**The task:** Search the listing for the string "borsa" and copy every line that contains it.

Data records
* Start *

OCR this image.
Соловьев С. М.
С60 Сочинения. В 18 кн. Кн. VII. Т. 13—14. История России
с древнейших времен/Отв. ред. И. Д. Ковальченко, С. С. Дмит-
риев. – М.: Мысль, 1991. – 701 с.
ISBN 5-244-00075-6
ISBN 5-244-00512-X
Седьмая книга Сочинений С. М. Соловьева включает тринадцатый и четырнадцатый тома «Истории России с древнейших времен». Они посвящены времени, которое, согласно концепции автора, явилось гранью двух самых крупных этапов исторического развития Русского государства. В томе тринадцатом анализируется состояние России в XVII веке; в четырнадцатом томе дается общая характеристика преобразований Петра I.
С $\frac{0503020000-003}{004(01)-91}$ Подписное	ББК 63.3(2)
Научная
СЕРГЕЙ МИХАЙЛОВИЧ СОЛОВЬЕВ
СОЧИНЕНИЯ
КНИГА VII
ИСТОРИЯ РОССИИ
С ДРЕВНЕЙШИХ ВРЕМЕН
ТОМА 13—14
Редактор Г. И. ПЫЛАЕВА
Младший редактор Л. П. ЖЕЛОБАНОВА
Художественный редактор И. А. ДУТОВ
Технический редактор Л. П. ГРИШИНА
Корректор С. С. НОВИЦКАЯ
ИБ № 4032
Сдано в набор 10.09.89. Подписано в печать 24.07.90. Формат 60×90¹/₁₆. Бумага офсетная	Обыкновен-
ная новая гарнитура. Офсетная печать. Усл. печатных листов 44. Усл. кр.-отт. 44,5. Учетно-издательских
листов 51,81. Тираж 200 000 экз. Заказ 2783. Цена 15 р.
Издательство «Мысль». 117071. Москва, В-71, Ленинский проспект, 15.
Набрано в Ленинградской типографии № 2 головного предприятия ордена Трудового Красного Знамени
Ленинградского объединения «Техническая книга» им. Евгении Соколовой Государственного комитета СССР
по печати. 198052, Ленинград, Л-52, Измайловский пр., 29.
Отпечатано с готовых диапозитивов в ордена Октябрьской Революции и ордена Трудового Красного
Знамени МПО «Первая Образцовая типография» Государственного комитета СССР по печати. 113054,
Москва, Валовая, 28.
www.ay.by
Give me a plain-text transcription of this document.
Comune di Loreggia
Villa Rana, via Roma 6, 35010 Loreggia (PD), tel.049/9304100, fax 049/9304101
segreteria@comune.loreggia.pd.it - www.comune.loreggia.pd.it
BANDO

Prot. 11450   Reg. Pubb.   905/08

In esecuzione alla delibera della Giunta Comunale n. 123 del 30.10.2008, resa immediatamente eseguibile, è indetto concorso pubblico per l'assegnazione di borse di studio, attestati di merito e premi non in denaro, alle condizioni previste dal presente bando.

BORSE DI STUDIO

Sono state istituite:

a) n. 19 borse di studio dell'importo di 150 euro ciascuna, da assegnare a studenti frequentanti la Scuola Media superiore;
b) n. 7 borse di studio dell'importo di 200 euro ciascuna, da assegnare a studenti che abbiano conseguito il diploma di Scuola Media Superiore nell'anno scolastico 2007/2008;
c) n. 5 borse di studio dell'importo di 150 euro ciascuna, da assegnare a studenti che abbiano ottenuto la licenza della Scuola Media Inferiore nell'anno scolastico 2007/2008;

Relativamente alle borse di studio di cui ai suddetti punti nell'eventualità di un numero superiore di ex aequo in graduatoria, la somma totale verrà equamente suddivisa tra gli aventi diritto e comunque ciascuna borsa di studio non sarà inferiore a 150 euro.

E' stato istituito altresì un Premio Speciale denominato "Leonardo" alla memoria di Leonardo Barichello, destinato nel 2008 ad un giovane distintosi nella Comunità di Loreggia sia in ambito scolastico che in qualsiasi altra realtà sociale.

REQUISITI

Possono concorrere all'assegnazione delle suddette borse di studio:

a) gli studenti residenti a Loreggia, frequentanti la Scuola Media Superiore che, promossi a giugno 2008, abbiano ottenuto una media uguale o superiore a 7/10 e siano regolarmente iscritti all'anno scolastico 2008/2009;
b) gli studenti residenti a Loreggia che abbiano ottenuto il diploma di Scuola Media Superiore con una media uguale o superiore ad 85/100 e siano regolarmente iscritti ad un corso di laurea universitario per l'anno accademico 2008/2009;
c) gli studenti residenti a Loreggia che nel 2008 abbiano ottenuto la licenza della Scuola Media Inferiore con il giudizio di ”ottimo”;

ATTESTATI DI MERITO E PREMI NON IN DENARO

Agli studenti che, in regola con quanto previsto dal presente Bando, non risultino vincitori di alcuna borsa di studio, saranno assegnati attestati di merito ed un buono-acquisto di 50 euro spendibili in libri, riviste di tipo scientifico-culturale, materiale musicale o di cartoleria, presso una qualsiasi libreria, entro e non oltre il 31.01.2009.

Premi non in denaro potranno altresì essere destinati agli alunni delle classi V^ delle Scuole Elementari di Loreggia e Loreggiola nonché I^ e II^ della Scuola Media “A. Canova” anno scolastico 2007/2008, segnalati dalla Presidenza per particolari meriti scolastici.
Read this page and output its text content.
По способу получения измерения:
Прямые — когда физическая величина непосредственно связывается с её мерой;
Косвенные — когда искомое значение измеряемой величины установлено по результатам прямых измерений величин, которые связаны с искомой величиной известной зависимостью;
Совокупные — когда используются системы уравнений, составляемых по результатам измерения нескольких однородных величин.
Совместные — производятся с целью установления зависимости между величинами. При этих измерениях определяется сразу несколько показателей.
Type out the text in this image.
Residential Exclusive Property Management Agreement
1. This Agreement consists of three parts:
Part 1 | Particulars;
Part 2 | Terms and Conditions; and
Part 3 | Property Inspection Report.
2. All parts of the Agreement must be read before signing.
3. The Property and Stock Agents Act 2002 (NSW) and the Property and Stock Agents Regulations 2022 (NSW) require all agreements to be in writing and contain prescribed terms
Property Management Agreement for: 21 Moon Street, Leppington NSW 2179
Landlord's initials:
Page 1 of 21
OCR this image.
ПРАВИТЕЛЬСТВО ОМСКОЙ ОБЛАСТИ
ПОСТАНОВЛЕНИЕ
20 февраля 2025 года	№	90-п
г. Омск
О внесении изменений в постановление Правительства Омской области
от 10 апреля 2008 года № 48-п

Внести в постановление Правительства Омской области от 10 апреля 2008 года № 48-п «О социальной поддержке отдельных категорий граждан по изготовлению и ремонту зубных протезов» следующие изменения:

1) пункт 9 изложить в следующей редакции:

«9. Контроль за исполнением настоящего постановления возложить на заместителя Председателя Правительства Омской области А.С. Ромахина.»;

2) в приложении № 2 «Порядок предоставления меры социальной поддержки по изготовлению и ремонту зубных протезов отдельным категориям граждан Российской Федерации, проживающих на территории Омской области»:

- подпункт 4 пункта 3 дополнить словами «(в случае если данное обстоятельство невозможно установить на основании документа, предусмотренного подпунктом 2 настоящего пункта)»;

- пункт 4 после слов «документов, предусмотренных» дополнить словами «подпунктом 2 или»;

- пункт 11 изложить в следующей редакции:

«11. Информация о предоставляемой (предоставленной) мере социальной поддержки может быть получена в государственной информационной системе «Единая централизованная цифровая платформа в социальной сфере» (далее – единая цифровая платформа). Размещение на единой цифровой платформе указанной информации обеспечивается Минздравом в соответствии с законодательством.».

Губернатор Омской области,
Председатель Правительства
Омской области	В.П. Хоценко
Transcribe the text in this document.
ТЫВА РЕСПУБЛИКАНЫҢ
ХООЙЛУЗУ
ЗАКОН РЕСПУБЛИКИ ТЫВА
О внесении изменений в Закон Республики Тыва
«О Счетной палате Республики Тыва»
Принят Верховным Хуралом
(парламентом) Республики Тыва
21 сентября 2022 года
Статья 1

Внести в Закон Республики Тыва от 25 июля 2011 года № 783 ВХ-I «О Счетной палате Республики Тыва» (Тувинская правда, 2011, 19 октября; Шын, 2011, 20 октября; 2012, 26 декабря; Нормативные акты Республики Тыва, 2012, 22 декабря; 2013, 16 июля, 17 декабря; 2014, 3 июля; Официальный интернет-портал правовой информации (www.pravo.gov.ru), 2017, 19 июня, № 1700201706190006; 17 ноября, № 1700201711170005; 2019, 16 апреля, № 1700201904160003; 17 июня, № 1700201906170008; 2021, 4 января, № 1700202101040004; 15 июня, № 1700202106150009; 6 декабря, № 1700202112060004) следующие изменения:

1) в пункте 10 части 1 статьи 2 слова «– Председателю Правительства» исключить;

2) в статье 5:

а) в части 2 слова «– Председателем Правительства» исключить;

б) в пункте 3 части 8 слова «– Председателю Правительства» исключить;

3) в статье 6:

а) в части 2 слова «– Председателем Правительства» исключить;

* End *

**Complete response:**
Relativamente alle borse di studio di cui ai suddetti punti nell'eventualità di un numero superiore di ex aequo in graduatoria, la somma totale verrà equamente suddivisa tra gli aventi diritto e comunque ciascuna borsa di studio non sarà inferiore a 150 euro.
Agli studenti che, in regola con quanto previsto dal presente Bando, non risultino vincitori di alcuna borsa di studio, saranno assegnati attestati di merito ed un buono-acquisto di 50 euro spendibili in libri, riviste di tipo scientifico-culturale, materiale musicale o di cartoleria, presso una qualsiasi libreria, entro e non oltre il 31.01.2009.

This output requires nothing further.